───── Input ─────
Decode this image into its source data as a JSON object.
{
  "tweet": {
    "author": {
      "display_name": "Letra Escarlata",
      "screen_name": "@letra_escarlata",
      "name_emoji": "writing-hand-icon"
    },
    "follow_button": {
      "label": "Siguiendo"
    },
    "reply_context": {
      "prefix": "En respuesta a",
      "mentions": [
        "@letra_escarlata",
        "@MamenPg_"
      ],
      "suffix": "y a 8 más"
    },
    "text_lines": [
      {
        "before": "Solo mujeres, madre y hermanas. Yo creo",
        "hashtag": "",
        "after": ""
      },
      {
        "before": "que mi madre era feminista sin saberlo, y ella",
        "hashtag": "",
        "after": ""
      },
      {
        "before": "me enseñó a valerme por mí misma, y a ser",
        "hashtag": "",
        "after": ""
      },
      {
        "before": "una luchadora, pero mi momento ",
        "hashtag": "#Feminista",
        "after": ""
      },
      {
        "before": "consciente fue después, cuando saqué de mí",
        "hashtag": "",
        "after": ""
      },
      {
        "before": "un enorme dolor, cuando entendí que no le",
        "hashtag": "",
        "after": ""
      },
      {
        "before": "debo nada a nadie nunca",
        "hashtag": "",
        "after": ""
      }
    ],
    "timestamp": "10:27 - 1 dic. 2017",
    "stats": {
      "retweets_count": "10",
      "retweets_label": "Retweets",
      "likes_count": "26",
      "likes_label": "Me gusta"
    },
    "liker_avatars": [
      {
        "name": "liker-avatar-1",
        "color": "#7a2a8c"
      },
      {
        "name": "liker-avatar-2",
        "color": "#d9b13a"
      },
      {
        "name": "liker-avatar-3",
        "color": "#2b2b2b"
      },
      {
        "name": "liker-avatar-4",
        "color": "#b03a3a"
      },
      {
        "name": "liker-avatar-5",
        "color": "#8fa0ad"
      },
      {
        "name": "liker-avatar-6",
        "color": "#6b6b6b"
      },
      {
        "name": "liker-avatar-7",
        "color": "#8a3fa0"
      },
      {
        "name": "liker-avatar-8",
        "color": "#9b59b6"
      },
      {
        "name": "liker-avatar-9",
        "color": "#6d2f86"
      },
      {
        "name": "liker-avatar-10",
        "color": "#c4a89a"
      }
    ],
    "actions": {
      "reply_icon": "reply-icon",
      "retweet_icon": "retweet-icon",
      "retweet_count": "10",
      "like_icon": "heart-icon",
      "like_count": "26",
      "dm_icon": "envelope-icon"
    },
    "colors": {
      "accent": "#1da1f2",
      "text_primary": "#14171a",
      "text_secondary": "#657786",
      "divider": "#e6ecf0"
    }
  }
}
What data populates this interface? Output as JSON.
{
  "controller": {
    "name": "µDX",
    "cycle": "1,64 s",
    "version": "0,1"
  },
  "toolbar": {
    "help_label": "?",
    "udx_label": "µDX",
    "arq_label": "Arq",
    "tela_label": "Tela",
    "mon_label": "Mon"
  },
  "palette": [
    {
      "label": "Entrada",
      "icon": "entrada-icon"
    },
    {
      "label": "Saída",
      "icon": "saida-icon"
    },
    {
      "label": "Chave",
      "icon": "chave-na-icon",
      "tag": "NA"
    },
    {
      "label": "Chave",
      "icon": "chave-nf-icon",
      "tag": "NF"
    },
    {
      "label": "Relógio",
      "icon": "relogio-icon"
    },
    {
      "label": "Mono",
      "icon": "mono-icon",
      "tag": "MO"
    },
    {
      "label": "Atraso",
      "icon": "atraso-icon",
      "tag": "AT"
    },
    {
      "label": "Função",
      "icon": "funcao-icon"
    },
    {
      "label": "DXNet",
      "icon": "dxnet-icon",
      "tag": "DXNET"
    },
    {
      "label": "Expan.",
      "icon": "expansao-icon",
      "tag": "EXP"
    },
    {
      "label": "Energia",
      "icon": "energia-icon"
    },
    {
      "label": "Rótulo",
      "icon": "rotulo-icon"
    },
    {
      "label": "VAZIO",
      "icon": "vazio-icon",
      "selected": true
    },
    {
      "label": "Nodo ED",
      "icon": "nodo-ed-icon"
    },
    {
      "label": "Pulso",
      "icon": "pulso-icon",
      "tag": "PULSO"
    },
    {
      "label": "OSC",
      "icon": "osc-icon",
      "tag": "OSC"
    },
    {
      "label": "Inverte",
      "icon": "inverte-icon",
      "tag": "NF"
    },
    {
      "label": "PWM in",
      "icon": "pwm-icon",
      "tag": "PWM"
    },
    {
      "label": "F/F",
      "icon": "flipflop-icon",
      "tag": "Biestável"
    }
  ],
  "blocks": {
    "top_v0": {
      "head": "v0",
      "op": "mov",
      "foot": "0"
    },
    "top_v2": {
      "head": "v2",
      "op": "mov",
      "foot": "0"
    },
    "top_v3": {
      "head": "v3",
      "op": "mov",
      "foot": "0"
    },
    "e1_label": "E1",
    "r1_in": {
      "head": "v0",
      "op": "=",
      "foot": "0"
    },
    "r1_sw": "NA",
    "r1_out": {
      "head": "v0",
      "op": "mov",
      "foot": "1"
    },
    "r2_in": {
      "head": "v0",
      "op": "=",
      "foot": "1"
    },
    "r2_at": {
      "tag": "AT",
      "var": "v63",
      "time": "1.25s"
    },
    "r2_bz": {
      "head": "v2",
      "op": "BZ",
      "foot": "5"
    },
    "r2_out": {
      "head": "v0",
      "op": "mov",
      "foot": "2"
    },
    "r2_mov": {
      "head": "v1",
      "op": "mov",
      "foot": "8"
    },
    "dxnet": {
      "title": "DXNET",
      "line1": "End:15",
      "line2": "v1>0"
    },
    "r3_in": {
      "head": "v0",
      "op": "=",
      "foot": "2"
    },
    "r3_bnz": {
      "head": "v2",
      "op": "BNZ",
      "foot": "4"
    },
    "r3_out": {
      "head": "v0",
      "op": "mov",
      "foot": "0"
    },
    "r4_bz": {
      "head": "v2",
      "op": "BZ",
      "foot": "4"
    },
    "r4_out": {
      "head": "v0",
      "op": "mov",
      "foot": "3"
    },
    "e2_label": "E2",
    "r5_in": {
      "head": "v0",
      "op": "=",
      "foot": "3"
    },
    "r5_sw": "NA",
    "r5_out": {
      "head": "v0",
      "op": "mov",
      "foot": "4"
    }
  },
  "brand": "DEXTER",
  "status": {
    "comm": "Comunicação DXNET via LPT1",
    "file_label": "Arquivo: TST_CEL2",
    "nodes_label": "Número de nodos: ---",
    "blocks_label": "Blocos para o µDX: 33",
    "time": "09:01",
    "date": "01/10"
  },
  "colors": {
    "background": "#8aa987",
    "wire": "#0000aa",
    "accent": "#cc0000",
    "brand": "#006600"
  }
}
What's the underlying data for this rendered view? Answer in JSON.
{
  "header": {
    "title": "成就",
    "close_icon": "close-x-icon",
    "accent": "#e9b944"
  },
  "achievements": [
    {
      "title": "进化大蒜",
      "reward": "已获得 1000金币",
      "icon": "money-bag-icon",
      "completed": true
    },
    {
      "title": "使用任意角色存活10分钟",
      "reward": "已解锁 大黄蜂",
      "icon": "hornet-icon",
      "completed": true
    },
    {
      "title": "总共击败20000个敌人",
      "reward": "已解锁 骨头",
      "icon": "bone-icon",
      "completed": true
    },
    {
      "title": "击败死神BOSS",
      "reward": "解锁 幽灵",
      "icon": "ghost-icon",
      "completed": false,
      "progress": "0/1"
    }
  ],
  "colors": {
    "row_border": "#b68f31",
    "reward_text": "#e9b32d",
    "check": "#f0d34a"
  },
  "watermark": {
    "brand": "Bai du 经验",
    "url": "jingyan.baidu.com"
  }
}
─────
**Direction**.
Lines from the records above that hold "this" are the ones to list.

**Response to the task**.
Decode this image into its source data as a JSON object.
What data populates this interface? Output as JSON.
What's the underlying data for this rendered view? Answer in JSON.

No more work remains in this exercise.